▸ PROBLEM TO WORK ON: Without the pictures, give the entries below again exactly as written.

▸ MATERIAL TO PROCESS:
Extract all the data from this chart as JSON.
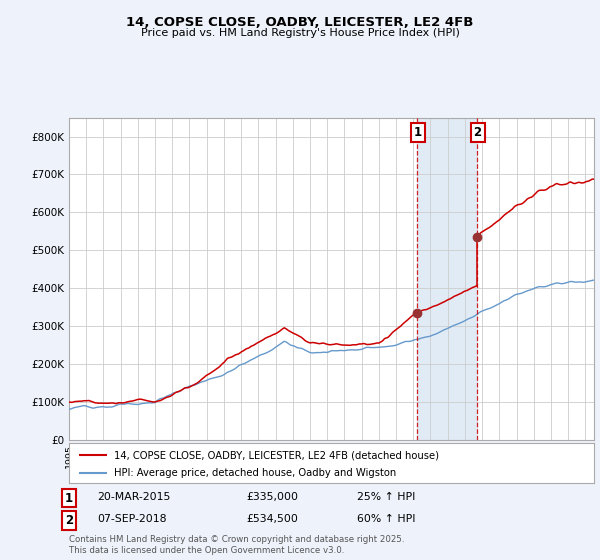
{
  "title1": "14, COPSE CLOSE, OADBY, LEICESTER, LE2 4FB",
  "title2": "Price paid vs. HM Land Registry's House Price Index (HPI)",
  "ylim": [
    0,
    850000
  ],
  "yticks": [
    0,
    100000,
    200000,
    300000,
    400000,
    500000,
    600000,
    700000,
    800000
  ],
  "ytick_labels": [
    "£0",
    "£100K",
    "£200K",
    "£300K",
    "£400K",
    "£500K",
    "£600K",
    "£700K",
    "£800K"
  ],
  "red_line_color": "#cc0000",
  "blue_line_color": "#6699cc",
  "bg_color": "#eef2fa",
  "plot_bg_color": "#ffffff",
  "grid_color": "#cccccc",
  "sale1_date": "20-MAR-2015",
  "sale1_price": 335000,
  "sale1_year": 2015.22,
  "sale1_pct": "25%",
  "sale2_date": "07-SEP-2018",
  "sale2_price": 534500,
  "sale2_year": 2018.69,
  "sale2_pct": "60%",
  "legend1": "14, COPSE CLOSE, OADBY, LEICESTER, LE2 4FB (detached house)",
  "legend2": "HPI: Average price, detached house, Oadby and Wigston",
  "footnote": "Contains HM Land Registry data © Crown copyright and database right 2025.\nThis data is licensed under the Open Government Licence v3.0.",
  "shade_color": "#dce8f5",
  "marker_color": "#993333",
  "xlim_start": 1995,
  "xlim_end": 2025.5
}
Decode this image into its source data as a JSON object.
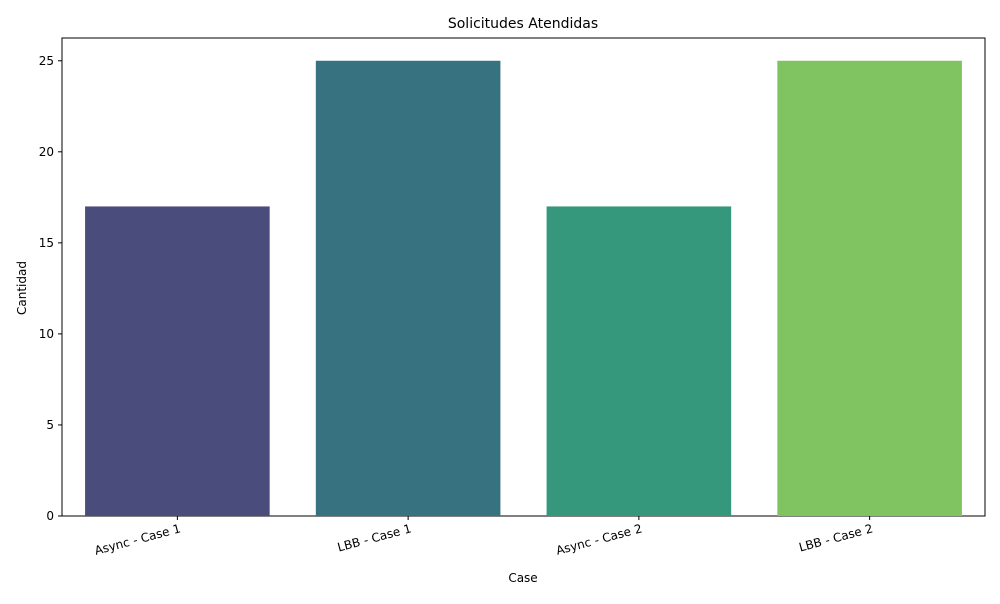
{
  "chart_data": {
    "type": "bar",
    "title": "Solicitudes Atendidas",
    "xlabel": "Case",
    "ylabel": "Cantidad",
    "categories": [
      "Async - Case 1",
      "LBB - Case 1",
      "Async - Case 2",
      "LBB - Case 2"
    ],
    "values": [
      17,
      25,
      17,
      25
    ],
    "colors": [
      "#482878",
      "#26828e",
      "#1fa187",
      "#6ece58"
    ],
    "bar_colors_rendered": [
      "#4a4c7c",
      "#367280",
      "#35987c",
      "#80c462"
    ],
    "ylim": [
      0,
      26.25
    ],
    "yticks": [
      0,
      5,
      10,
      15,
      20,
      25
    ],
    "grid": false,
    "legend": "none"
  }
}
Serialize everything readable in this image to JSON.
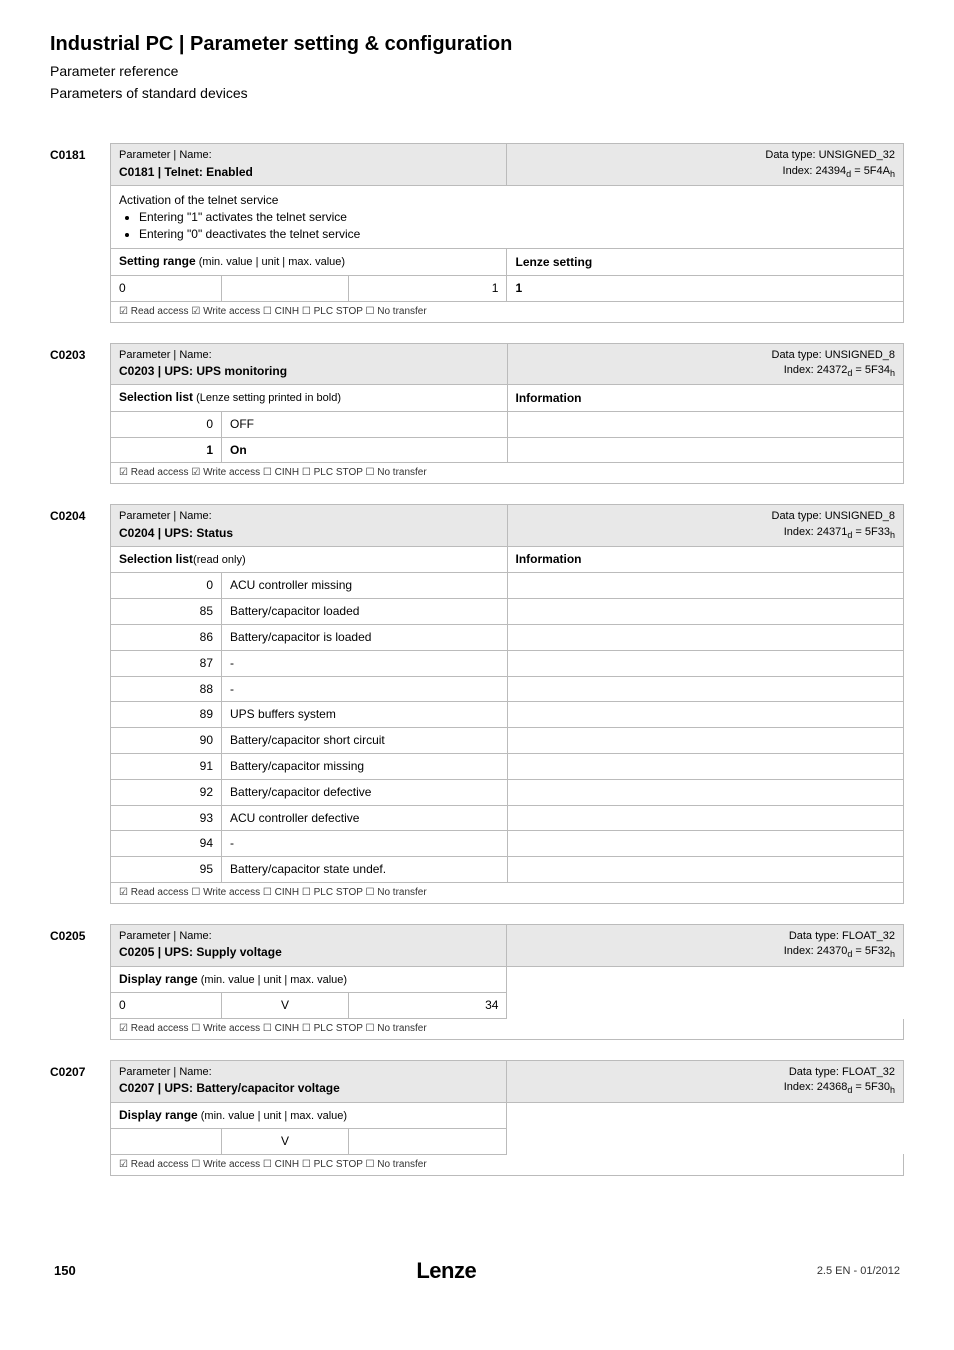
{
  "header": {
    "title": "Industrial PC | Parameter setting & configuration",
    "subtitle1": "Parameter reference",
    "subtitle2": "Parameters of standard devices"
  },
  "colors": {
    "group_bg": "#e8e8e8",
    "border": "#bbbbbb",
    "text": "#000000",
    "access_text": "#333333"
  },
  "params": [
    {
      "id": "C0181",
      "header": {
        "label": "Parameter | Name:",
        "name": "C0181 | Telnet: Enabled",
        "dtype": "Data type: UNSIGNED_32",
        "index": "Index: 24394",
        "index_sub": "d",
        "index_hex": " = 5F4A",
        "index_hex_sub": "h"
      },
      "desc": {
        "text": "Activation of the telnet service",
        "bullets": [
          "Entering \"1\" activates the telnet service",
          "Entering \"0\" deactivates the telnet service"
        ]
      },
      "setting_range": {
        "label": "Setting range",
        "sub": " (min. value | unit | max. value)",
        "right_label": "Lenze setting",
        "row": {
          "min": "0",
          "unit": "",
          "max": "1",
          "setting": "1"
        }
      },
      "access": "☑ Read access   ☑ Write access   ☐ CINH   ☐ PLC STOP   ☐ No transfer"
    },
    {
      "id": "C0203",
      "header": {
        "label": "Parameter | Name:",
        "name": "C0203 | UPS: UPS monitoring",
        "dtype": "Data type: UNSIGNED_8",
        "index": "Index: 24372",
        "index_sub": "d",
        "index_hex": " = 5F34",
        "index_hex_sub": "h"
      },
      "selection": {
        "label": "Selection list",
        "sub": " (Lenze setting printed in bold)",
        "right_label": "Information",
        "rows": [
          {
            "num": "0",
            "text": "OFF",
            "bold": false
          },
          {
            "num": "1",
            "text": "On",
            "bold": true
          }
        ]
      },
      "access": "☑ Read access   ☑ Write access   ☐ CINH   ☐ PLC STOP   ☐ No transfer"
    },
    {
      "id": "C0204",
      "header": {
        "label": "Parameter | Name:",
        "name": "C0204 | UPS: Status",
        "dtype": "Data type: UNSIGNED_8",
        "index": "Index: 24371",
        "index_sub": "d",
        "index_hex": " = 5F33",
        "index_hex_sub": "h"
      },
      "selection": {
        "label": "Selection list",
        "sub": "(read only)",
        "right_label": "Information",
        "rows": [
          {
            "num": "0",
            "text": "ACU controller missing"
          },
          {
            "num": "85",
            "text": "Battery/capacitor loaded"
          },
          {
            "num": "86",
            "text": "Battery/capacitor is loaded"
          },
          {
            "num": "87",
            "text": "-"
          },
          {
            "num": "88",
            "text": "-"
          },
          {
            "num": "89",
            "text": "UPS buffers system"
          },
          {
            "num": "90",
            "text": "Battery/capacitor short circuit"
          },
          {
            "num": "91",
            "text": "Battery/capacitor missing"
          },
          {
            "num": "92",
            "text": "Battery/capacitor defective"
          },
          {
            "num": "93",
            "text": "ACU controller defective"
          },
          {
            "num": "94",
            "text": "-"
          },
          {
            "num": "95",
            "text": "Battery/capacitor state undef."
          }
        ]
      },
      "access": "☑ Read access   ☐ Write access   ☐ CINH   ☐ PLC STOP   ☐ No transfer"
    },
    {
      "id": "C0205",
      "header": {
        "label": "Parameter | Name:",
        "name": "C0205 | UPS: Supply voltage",
        "dtype": "Data type: FLOAT_32",
        "index": "Index: 24370",
        "index_sub": "d",
        "index_hex": " = 5F32",
        "index_hex_sub": "h"
      },
      "display_range": {
        "label": "Display range",
        "sub": " (min. value | unit | max. value)",
        "row": {
          "min": "0",
          "unit": "V",
          "max": "34"
        }
      },
      "access": "☑ Read access   ☐ Write access   ☐ CINH   ☐ PLC STOP   ☐ No transfer"
    },
    {
      "id": "C0207",
      "header": {
        "label": "Parameter | Name:",
        "name": "C0207 | UPS: Battery/capacitor voltage",
        "dtype": "Data type: FLOAT_32",
        "index": "Index: 24368",
        "index_sub": "d",
        "index_hex": " = 5F30",
        "index_hex_sub": "h"
      },
      "display_range": {
        "label": "Display range",
        "sub": " (min. value | unit | max. value)",
        "row": {
          "min": "",
          "unit": "V",
          "max": ""
        }
      },
      "access": "☑ Read access   ☐ Write access   ☐ CINH   ☐ PLC STOP   ☐ No transfer"
    }
  ],
  "footer": {
    "page": "150",
    "logo": "Lenze",
    "right": "2.5 EN - 01/2012"
  }
}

▸ RESPONSE FOR THIS EXERCISE:
Extract all the data from this chart as JSON.
{
  "title1": "14, COPSE CLOSE, OADBY, LEICESTER, LE2 4FB",
  "title2": "Price paid vs. HM Land Registry's House Price Index (HPI)",
  "ylim": [
    0,
    850000
  ],
  "yticks": [
    0,
    100000,
    200000,
    300000,
    400000,
    500000,
    600000,
    700000,
    800000
  ],
  "ytick_labels": [
    "£0",
    "£100K",
    "£200K",
    "£300K",
    "£400K",
    "£500K",
    "£600K",
    "£700K",
    "£800K"
  ],
  "red_line_color": "#cc0000",
  "blue_line_color": "#6699cc",
  "bg_color": "#eef2fa",
  "plot_bg_color": "#ffffff",
  "grid_color": "#cccccc",
  "sale1_date": "20-MAR-2015",
  "sale1_price": 335000,
  "sale1_year": 2015.22,
  "sale1_pct": "25%",
  "sale2_date": "07-SEP-2018",
  "sale2_price": 534500,
  "sale2_year": 2018.69,
  "sale2_pct": "60%",
  "legend1": "14, COPSE CLOSE, OADBY, LEICESTER, LE2 4FB (detached house)",
  "legend2": "HPI: Average price, detached house, Oadby and Wigston",
  "footnote": "Contains HM Land Registry data © Crown copyright and database right 2025.\nThis data is licensed under the Open Government Licence v3.0.",
  "shade_color": "#dce8f5",
  "marker_color": "#993333",
  "xlim_start": 1995,
  "xlim_end": 2025.5
}
Decode this image into its source data as a JSON object.
{
  "chart_data": {
    "type": "bar",
    "title": "Solicitudes Atendidas",
    "xlabel": "Case",
    "ylabel": "Cantidad",
    "categories": [
      "Async - Case 1",
      "LBB - Case 1",
      "Async - Case 2",
      "LBB - Case 2"
    ],
    "values": [
      17,
      25,
      17,
      25
    ],
    "colors": [
      "#482878",
      "#26828e",
      "#1fa187",
      "#6ece58"
    ],
    "bar_colors_rendered": [
      "#4a4c7c",
      "#367280",
      "#35987c",
      "#80c462"
    ],
    "ylim": [
      0,
      26.25
    ],
    "yticks": [
      0,
      5,
      10,
      15,
      20,
      25
    ],
    "grid": false,
    "legend": "none"
  }
}
Serialize everything readable in this image to JSON.
{
  "header": {
    "title": "Industrial PC | Parameter setting & configuration",
    "subtitle1": "Parameter reference",
    "subtitle2": "Parameters of standard devices"
  },
  "colors": {
    "group_bg": "#e8e8e8",
    "border": "#bbbbbb",
    "text": "#000000",
    "access_text": "#333333"
  },
  "params": [
    {
      "id": "C0181",
      "header": {
        "label": "Parameter | Name:",
        "name": "C0181 | Telnet: Enabled",
        "dtype": "Data type: UNSIGNED_32",
        "index": "Index: 24394",
        "index_sub": "d",
        "index_hex": " = 5F4A",
        "index_hex_sub": "h"
      },
      "desc": {
        "text": "Activation of the telnet service",
        "bullets": [
          "Entering \"1\" activates the telnet service",
          "Entering \"0\" deactivates the telnet service"
        ]
      },
      "setting_range": {
        "label": "Setting range",
        "sub": " (min. value | unit | max. value)",
        "right_label": "Lenze setting",
        "row": {
          "min": "0",
          "unit": "",
          "max": "1",
          "setting": "1"
        }
      },
      "access": "☑ Read access   ☑ Write access   ☐ CINH   ☐ PLC STOP   ☐ No transfer"
    },
    {
      "id": "C0203",
      "header": {
        "label": "Parameter | Name:",
        "name": "C0203 | UPS: UPS monitoring",
        "dtype": "Data type: UNSIGNED_8",
        "index": "Index: 24372",
        "index_sub": "d",
        "index_hex": " = 5F34",
        "index_hex_sub": "h"
      },
      "selection": {
        "label": "Selection list",
        "sub": " (Lenze setting printed in bold)",
        "right_label": "Information",
        "rows": [
          {
            "num": "0",
            "text": "OFF",
            "bold": false
          },
          {
            "num": "1",
            "text": "On",
            "bold": true
          }
        ]
      },
      "access": "☑ Read access   ☑ Write access   ☐ CINH   ☐ PLC STOP   ☐ No transfer"
    },
    {
      "id": "C0204",
      "header": {
        "label": "Parameter | Name:",
        "name": "C0204 | UPS: Status",
        "dtype": "Data type: UNSIGNED_8",
        "index": "Index: 24371",
        "index_sub": "d",
        "index_hex": " = 5F33",
        "index_hex_sub": "h"
      },
      "selection": {
        "label": "Selection list",
        "sub": "(read only)",
        "right_label": "Information",
        "rows": [
          {
            "num": "0",
            "text": "ACU controller missing"
          },
          {
            "num": "85",
            "text": "Battery/capacitor loaded"
          },
          {
            "num": "86",
            "text": "Battery/capacitor is loaded"
          },
          {
            "num": "87",
            "text": "-"
          },
          {
            "num": "88",
            "text": "-"
          },
          {
            "num": "89",
            "text": "UPS buffers system"
          },
          {
            "num": "90",
            "text": "Battery/capacitor short circuit"
          },
          {
            "num": "91",
            "text": "Battery/capacitor missing"
          },
          {
            "num": "92",
            "text": "Battery/capacitor defective"
          },
          {
            "num": "93",
            "text": "ACU controller defective"
          },
          {
            "num": "94",
            "text": "-"
          },
          {
            "num": "95",
            "text": "Battery/capacitor state undef."
          }
        ]
      },
      "access": "☑ Read access   ☐ Write access   ☐ CINH   ☐ PLC STOP   ☐ No transfer"
    },
    {
      "id": "C0205",
      "header": {
        "label": "Parameter | Name:",
        "name": "C0205 | UPS: Supply voltage",
        "dtype": "Data type: FLOAT_32",
        "index": "Index: 24370",
        "index_sub": "d",
        "index_hex": " = 5F32",
        "index_hex_sub": "h"
      },
      "display_range": {
        "label": "Display range",
        "sub": " (min. value | unit | max. value)",
        "row": {
          "min": "0",
          "unit": "V",
          "max": "34"
        }
      },
      "access": "☑ Read access   ☐ Write access   ☐ CINH   ☐ PLC STOP   ☐ No transfer"
    },
    {
      "id": "C0207",
      "header": {
        "label": "Parameter | Name:",
        "name": "C0207 | UPS: Battery/capacitor voltage",
        "dtype": "Data type: FLOAT_32",
        "index": "Index: 24368",
        "index_sub": "d",
        "index_hex": " = 5F30",
        "index_hex_sub": "h"
      },
      "display_range": {
        "label": "Display range",
        "sub": " (min. value | unit | max. value)",
        "row": {
          "min": "",
          "unit": "V",
          "max": ""
        }
      },
      "access": "☑ Read access   ☐ Write access   ☐ CINH   ☐ PLC STOP   ☐ No transfer"
    }
  ],
  "footer": {
    "page": "150",
    "logo": "Lenze",
    "right": "2.5 EN - 01/2012"
  }
}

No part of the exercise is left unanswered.